[EXERCISE DESCRIPTION] Gather the lines from the material that contain "SRMTID".

>> start DATA FOR PROCESSING

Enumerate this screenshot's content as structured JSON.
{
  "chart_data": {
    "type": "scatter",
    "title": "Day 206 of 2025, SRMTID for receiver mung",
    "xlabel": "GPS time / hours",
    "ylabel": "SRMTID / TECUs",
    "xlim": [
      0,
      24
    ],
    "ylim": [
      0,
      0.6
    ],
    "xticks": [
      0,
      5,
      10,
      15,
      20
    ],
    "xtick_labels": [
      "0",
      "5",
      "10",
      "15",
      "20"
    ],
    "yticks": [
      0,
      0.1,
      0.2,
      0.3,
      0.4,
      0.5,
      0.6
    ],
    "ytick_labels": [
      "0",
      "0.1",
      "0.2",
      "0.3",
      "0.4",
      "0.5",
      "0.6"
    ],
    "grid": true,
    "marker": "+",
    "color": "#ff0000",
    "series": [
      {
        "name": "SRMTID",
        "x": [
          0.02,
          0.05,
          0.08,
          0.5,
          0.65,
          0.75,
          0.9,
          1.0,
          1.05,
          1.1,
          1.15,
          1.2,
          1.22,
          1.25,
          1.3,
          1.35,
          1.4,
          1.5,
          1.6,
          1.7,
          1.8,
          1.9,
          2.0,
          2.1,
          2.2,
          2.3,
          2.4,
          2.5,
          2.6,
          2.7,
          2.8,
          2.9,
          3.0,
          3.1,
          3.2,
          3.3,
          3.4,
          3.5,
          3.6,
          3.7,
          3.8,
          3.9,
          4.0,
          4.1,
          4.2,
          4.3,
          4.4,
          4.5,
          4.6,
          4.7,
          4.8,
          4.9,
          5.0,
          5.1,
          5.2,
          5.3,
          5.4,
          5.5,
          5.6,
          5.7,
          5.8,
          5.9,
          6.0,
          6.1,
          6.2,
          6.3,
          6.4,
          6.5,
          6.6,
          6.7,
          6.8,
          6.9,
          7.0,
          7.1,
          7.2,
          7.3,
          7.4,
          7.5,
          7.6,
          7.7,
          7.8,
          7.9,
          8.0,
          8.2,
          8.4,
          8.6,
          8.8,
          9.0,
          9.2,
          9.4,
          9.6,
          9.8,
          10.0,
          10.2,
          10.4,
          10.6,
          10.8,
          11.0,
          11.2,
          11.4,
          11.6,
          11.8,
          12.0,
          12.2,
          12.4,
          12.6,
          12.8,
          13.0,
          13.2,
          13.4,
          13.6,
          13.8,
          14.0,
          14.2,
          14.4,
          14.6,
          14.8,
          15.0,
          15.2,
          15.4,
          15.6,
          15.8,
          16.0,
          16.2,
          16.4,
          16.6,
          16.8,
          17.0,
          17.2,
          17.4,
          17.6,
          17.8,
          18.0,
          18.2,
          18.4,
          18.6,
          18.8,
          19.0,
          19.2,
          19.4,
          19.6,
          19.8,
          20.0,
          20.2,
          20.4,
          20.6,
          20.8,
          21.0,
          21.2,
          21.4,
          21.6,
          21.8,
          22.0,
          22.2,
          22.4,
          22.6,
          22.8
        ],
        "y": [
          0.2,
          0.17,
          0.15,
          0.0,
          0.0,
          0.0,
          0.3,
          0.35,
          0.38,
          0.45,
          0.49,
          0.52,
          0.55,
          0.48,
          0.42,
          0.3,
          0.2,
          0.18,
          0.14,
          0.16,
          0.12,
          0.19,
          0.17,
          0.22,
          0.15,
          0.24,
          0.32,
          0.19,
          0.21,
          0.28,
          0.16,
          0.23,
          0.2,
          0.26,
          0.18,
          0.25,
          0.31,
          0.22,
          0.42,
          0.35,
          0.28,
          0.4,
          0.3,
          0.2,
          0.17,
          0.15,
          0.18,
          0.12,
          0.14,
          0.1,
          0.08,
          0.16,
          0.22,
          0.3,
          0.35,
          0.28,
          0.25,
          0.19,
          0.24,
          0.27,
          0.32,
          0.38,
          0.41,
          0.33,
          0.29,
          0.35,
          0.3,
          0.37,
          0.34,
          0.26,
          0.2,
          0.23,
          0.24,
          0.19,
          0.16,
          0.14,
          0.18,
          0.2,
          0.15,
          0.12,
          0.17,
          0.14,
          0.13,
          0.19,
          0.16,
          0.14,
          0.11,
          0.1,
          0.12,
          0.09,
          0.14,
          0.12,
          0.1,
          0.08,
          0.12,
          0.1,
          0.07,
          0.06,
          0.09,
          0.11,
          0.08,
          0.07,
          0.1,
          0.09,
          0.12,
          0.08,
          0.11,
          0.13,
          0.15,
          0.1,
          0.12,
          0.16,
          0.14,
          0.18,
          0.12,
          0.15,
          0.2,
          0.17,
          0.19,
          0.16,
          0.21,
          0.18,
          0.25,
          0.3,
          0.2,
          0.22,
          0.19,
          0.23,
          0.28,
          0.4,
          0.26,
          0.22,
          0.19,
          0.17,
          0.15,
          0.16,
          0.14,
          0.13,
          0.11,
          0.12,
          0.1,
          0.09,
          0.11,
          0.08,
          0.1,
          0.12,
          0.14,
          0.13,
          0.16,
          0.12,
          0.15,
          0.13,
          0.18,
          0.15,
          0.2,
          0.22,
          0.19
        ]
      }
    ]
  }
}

>> end DATA FOR PROCESSING

[WRITTEN RESPONSE]
    "title": "Day 206 of 2025, SRMTID for receiver mung",
    "ylabel": "SRMTID / TECUs",
        "name": "SRMTID",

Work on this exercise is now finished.